→ EXERCISE REQUIREMENTS
Search the material for the string "várias", then return every line where it is found.

[START PROVIDED ENTRIES]

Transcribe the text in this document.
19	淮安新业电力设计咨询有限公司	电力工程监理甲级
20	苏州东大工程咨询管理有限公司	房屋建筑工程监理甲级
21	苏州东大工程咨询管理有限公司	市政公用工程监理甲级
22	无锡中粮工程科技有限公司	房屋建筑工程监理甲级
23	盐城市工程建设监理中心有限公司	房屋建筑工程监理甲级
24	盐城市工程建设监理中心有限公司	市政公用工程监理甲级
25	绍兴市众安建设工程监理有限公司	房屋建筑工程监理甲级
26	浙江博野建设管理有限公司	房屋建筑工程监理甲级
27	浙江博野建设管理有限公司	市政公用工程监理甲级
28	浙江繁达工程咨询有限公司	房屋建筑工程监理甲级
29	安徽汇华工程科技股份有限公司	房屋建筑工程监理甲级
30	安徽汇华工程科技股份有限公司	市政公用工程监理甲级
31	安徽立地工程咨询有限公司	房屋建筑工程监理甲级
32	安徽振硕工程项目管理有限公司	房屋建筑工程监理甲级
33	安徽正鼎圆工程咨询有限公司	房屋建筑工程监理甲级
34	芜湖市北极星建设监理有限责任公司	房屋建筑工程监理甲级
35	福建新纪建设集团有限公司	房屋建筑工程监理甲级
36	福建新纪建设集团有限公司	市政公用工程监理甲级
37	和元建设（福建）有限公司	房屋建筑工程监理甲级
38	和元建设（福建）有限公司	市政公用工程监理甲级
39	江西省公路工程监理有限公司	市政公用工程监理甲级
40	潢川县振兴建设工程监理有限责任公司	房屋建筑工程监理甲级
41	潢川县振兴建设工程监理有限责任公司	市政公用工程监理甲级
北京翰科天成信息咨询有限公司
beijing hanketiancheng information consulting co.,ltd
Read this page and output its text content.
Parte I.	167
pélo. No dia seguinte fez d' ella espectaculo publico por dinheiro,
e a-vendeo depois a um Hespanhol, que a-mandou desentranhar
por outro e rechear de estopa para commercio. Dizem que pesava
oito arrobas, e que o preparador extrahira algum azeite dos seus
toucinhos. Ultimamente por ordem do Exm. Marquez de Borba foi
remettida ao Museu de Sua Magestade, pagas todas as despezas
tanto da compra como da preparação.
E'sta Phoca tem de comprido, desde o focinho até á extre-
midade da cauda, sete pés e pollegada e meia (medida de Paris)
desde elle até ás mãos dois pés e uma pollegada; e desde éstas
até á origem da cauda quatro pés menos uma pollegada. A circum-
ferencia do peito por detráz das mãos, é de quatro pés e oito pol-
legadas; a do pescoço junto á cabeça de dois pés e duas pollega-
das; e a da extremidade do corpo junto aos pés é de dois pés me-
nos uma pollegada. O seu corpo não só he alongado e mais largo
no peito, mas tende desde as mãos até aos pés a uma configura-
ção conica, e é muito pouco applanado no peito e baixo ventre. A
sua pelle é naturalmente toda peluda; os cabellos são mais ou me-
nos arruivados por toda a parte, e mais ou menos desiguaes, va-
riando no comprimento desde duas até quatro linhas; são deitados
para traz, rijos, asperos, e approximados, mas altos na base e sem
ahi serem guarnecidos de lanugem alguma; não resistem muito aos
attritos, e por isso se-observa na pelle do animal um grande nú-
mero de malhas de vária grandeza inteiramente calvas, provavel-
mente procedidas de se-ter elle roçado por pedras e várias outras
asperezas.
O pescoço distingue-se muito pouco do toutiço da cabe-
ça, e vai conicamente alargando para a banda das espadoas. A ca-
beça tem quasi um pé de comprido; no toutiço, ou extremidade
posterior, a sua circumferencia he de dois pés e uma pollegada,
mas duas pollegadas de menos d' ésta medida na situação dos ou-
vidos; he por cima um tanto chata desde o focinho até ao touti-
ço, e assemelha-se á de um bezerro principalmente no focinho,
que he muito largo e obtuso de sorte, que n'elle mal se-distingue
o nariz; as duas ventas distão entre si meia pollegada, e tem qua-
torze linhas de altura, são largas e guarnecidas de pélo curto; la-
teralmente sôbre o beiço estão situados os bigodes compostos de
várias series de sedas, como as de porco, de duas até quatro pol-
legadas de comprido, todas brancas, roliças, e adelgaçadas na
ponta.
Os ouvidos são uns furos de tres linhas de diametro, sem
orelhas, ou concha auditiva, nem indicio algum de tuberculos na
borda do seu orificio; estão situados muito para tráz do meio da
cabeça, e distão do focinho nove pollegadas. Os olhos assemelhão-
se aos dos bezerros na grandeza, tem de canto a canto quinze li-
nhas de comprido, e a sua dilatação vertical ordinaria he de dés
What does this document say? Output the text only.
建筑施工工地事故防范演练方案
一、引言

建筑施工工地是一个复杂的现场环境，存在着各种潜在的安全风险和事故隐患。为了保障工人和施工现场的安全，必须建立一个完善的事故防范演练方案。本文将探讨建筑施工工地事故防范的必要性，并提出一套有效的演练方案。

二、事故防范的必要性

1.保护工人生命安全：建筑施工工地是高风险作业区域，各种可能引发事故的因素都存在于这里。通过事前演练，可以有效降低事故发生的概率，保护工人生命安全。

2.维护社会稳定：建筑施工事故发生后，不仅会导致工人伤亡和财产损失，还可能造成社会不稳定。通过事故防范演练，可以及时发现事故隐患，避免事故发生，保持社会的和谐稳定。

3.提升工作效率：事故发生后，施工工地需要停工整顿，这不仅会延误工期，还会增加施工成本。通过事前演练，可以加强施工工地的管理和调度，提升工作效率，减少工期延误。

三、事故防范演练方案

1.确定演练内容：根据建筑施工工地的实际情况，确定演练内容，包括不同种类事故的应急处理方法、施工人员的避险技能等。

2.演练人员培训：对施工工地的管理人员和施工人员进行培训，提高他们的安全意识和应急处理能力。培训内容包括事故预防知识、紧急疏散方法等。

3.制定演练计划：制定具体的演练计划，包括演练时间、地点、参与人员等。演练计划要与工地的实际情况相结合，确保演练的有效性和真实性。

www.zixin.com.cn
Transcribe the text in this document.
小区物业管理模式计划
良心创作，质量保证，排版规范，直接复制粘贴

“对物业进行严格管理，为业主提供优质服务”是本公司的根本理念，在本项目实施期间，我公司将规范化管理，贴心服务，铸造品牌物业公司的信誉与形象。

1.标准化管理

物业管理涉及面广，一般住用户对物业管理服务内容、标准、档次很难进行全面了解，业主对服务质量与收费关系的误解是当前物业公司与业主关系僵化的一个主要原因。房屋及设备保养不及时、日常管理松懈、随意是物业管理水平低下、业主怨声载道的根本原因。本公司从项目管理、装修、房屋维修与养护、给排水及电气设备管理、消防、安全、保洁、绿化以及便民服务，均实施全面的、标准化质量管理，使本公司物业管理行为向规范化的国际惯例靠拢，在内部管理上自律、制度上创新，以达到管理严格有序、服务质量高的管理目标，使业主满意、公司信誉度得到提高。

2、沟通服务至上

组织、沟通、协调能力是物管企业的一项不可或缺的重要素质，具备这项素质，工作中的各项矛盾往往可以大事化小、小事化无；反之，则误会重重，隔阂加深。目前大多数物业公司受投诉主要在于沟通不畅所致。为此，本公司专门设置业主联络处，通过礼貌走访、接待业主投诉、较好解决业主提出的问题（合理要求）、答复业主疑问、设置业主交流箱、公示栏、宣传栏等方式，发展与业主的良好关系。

[END PROVIDED ENTRIES]

→ WORKED ANSWER
mente procedidas de se-ter elle roçado por pedras e várias outras
várias series de sedas, como as de porco, de duas até quatro pol-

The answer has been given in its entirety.